Goal: Report how many lines contain "Gain". Give the number and nothing else.
>> begin Material provided
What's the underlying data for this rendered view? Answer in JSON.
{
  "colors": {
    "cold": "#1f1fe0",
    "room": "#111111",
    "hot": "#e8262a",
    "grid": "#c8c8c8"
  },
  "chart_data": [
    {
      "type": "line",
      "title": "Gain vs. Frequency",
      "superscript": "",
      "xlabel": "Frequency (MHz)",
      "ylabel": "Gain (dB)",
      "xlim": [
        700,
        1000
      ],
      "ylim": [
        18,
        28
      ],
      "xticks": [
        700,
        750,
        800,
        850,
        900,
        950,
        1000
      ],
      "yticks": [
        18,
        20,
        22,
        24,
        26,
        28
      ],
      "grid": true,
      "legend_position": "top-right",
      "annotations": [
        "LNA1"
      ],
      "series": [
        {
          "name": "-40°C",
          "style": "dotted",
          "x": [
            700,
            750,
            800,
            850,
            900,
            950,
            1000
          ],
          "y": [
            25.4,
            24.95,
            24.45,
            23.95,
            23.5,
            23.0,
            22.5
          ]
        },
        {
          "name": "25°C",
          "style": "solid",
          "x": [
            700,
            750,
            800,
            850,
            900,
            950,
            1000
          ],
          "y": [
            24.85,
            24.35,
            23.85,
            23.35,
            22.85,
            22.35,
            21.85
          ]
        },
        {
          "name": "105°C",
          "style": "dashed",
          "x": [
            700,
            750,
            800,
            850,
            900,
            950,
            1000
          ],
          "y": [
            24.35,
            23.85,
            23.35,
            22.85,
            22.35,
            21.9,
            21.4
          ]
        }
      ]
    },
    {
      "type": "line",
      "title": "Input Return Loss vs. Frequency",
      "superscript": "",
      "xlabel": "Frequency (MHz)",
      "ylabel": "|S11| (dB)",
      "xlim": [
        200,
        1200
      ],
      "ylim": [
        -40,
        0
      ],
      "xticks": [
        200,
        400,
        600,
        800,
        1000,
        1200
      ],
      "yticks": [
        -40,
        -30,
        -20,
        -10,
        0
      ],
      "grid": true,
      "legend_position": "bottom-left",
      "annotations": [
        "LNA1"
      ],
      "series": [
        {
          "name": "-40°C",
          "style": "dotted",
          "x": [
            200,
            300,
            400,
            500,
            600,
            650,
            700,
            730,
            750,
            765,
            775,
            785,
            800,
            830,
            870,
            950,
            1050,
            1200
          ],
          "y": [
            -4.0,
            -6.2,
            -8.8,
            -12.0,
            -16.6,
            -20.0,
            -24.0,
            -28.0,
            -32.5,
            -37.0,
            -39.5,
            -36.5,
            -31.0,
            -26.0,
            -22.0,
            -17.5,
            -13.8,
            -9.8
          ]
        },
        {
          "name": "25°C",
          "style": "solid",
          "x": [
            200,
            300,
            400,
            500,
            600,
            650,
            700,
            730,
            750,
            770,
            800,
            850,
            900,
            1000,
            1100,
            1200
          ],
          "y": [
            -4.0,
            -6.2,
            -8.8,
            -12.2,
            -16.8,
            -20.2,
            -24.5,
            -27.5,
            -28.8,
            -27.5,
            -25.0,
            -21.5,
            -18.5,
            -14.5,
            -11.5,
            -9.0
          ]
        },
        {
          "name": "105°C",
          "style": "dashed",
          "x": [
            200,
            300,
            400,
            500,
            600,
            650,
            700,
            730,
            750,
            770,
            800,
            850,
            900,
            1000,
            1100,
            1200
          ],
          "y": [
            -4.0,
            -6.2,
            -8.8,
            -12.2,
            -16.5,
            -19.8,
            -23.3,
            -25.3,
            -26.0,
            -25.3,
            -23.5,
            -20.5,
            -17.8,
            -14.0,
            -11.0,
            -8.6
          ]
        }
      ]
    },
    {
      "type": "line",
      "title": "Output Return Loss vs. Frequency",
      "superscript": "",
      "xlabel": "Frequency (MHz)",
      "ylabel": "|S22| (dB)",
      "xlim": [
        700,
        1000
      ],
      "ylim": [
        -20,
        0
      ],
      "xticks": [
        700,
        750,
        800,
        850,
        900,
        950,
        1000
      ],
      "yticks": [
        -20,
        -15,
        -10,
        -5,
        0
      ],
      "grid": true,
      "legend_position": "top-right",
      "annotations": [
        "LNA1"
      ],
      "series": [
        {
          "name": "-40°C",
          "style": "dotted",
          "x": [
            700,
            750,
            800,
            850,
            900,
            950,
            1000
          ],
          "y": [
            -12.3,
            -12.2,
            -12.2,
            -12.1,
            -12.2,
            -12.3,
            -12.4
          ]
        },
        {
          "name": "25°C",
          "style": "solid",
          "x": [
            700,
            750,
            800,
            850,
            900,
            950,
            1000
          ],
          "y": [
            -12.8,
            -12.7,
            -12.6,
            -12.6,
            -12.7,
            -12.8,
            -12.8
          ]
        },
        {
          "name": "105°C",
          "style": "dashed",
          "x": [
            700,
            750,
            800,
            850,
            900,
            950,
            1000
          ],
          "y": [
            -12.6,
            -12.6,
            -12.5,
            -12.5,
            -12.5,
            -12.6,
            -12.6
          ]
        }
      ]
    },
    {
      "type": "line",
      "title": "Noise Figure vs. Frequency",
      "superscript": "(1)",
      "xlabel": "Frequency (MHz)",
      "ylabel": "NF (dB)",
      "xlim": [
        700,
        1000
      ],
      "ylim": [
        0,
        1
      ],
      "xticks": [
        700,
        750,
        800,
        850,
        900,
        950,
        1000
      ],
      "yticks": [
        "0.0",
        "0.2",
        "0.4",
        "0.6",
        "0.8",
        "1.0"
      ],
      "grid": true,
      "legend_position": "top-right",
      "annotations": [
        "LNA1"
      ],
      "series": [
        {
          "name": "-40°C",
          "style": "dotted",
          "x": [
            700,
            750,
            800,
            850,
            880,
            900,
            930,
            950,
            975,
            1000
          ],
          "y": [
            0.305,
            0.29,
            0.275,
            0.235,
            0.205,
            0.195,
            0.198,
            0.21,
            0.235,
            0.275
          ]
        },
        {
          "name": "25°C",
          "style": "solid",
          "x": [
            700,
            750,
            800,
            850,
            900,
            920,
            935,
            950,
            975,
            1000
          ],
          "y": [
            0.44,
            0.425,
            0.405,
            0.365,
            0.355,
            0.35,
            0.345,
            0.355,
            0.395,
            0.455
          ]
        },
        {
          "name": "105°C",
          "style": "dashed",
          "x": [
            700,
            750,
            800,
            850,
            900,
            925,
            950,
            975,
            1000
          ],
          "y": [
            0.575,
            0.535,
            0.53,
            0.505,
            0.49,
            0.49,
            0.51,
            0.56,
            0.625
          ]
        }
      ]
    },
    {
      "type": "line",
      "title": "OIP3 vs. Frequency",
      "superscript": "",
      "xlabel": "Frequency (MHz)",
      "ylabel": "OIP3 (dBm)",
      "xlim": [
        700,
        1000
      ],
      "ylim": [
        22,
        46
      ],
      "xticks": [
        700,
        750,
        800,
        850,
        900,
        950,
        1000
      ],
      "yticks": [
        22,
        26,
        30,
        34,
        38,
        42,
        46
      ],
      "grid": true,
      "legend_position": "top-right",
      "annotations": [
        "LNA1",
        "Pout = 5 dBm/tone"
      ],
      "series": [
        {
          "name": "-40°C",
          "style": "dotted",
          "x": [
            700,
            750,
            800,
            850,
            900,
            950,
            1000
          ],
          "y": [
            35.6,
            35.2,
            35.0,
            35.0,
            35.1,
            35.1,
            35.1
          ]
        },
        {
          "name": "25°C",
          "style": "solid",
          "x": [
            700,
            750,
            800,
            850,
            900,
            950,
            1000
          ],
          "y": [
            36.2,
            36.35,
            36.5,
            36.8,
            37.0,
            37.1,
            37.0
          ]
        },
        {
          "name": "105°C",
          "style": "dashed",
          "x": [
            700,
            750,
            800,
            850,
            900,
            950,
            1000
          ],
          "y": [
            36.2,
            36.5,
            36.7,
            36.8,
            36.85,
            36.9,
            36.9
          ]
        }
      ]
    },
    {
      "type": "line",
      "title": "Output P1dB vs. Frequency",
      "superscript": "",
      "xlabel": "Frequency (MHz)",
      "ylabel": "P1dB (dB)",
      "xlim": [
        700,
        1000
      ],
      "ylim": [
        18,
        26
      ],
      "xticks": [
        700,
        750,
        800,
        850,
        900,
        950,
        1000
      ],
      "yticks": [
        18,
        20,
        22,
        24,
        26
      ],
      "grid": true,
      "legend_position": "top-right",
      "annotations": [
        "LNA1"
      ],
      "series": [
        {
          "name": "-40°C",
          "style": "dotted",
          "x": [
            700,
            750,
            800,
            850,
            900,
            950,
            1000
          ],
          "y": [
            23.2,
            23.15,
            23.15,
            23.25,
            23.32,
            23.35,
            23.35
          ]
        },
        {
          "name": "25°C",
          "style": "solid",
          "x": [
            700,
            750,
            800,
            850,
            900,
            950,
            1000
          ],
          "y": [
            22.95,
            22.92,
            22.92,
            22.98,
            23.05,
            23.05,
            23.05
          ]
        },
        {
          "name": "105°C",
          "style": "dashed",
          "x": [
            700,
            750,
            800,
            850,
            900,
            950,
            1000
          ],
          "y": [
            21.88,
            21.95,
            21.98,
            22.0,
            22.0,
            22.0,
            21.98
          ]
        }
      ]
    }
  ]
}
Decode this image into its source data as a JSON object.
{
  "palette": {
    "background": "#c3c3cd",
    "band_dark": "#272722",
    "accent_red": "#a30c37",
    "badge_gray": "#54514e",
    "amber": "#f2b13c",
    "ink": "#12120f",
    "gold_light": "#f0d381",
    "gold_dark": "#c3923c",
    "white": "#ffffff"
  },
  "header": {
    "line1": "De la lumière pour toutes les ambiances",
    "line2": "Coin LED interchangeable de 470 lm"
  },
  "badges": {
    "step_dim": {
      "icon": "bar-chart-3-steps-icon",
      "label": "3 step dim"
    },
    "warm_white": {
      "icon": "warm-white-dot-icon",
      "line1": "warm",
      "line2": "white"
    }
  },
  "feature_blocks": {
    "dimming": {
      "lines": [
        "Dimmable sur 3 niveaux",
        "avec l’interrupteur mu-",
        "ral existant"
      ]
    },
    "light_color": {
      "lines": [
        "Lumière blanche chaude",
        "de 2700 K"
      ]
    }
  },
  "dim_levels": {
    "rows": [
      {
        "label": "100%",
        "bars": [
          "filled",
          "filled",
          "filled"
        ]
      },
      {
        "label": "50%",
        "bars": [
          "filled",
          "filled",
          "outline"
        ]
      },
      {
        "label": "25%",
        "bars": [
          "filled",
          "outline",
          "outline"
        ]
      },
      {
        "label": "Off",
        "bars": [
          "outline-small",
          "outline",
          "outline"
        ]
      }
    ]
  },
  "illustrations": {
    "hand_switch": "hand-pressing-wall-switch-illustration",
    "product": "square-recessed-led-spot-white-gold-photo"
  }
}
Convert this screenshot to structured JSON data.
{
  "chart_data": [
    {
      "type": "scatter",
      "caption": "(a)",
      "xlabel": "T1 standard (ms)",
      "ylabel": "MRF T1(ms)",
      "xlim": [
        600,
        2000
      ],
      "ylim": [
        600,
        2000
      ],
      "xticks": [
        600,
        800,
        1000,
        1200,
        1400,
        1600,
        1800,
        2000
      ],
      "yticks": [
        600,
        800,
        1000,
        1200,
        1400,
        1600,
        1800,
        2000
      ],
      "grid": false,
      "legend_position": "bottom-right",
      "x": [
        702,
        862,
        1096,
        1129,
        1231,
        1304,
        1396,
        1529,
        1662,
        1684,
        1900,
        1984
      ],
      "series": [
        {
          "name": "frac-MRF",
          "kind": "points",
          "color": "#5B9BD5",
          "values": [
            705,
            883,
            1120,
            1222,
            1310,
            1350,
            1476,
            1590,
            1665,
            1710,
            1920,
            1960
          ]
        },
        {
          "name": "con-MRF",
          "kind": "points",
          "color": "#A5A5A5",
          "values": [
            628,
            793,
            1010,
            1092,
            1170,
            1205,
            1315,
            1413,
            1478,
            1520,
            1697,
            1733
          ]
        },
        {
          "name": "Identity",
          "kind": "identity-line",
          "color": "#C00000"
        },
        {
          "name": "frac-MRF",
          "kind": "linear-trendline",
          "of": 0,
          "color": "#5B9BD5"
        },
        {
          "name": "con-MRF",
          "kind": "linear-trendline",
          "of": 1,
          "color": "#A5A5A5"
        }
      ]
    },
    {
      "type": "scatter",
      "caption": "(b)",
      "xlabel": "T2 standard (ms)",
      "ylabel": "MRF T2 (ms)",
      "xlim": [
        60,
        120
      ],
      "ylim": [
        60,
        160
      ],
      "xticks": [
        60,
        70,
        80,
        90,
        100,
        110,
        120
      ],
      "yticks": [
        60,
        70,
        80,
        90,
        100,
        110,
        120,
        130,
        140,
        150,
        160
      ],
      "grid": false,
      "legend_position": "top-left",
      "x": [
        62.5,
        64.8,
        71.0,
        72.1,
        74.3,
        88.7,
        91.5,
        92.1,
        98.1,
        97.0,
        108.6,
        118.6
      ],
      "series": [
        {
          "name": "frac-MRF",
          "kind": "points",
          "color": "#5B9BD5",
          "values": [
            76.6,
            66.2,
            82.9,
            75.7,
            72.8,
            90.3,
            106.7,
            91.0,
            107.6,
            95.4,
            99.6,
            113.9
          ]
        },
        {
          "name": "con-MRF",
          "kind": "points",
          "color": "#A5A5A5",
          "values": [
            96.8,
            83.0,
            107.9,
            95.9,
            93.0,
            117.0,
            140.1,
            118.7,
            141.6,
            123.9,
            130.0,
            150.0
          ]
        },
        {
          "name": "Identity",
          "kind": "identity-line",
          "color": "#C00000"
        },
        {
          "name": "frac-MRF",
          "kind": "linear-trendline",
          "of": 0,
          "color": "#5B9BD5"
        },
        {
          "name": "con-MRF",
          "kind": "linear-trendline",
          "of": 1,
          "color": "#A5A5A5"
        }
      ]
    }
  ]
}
>> end Material provided
Result: 2